### Exercise directions
Go through the material and pull out every line with the string "主题班会" in it.

### Dataset records

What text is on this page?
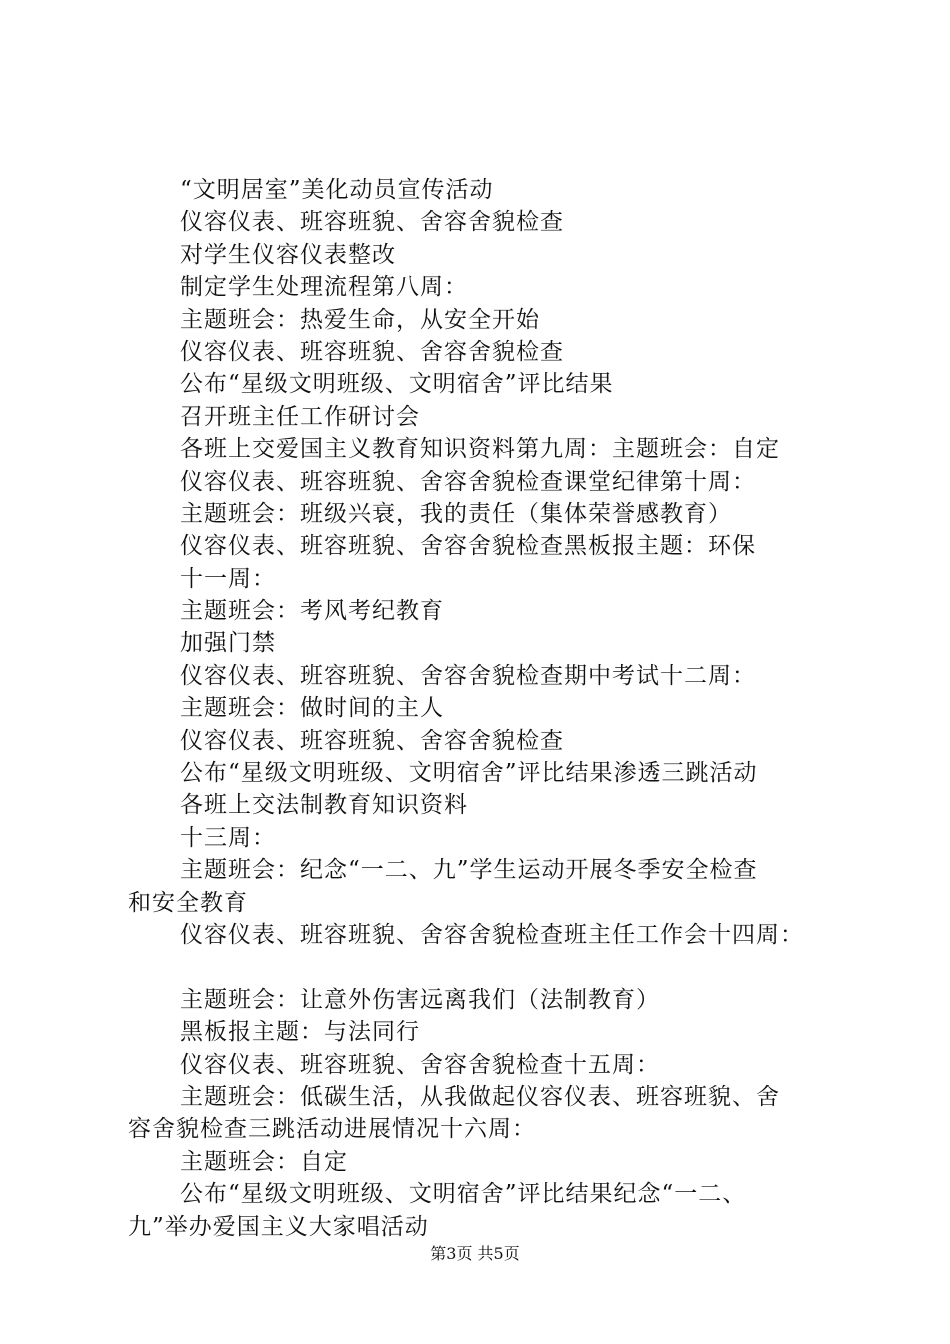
“文明居室”美化动员宣传活动
仪容仪表、班容班貌、舍容舍貌检查
对学生仪容仪表整改
制定学生处理流程第八周：
主题班会：热爱生命，从安全开始
仪容仪表、班容班貌、舍容舍貌检查
公布“星级文明班级、文明宿舍”评比结果
召开班主任工作研讨会
各班上交爱国主义教育知识资料第九周：主题班会：自定
仪容仪表、班容班貌、舍容舍貌检查课堂纪律第十周：
主题班会：班级兴衰，我的责任（集体荣誉感教育）
仪容仪表、班容班貌、舍容舍貌检查黑板报主题：环保
十一周：
主题班会：考风考纪教育
加强门禁
仪容仪表、班容班貌、舍容舍貌检查期中考试十二周：
主题班会：做时间的主人
仪容仪表、班容班貌、舍容舍貌检查
公布“星级文明班级、文明宿舍”评比结果渗透三跳活动
各班上交法制教育知识资料
十三周：
主题班会：纪念“一二、九”学生运动开展冬季安全检查
和安全教育
仪容仪表、班容班貌、舍容舍貌检查班主任工作会十四周：
主题班会：让意外伤害远离我们（法制教育）
黑板报主题：与法同行
仪容仪表、班容班貌、舍容舍貌检查十五周：
主题班会：低碳生活，从我做起仪容仪表、班容班貌、舍
容舍貌检查三跳活动进展情况十六周：
主题班会：自定
公布“星级文明班级、文明宿舍”评比结果纪念“一二、
九”举办爱国主义大家唱活动
第3页 共5页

### Finished answer
主题班会：热爱生命，从安全开始
各班上交爱国主义教育知识资料第九周：主题班会：自定
主题班会：班级兴衰，我的责任（集体荣誉感教育）
主题班会：考风考纪教育
主题班会：做时间的主人
主题班会：纪念“一二、九”学生运动开展冬季安全检查
主题班会：让意外伤害远离我们（法制教育）
主题班会：低碳生活，从我做起仪容仪表、班容班貌、舍
主题班会：自定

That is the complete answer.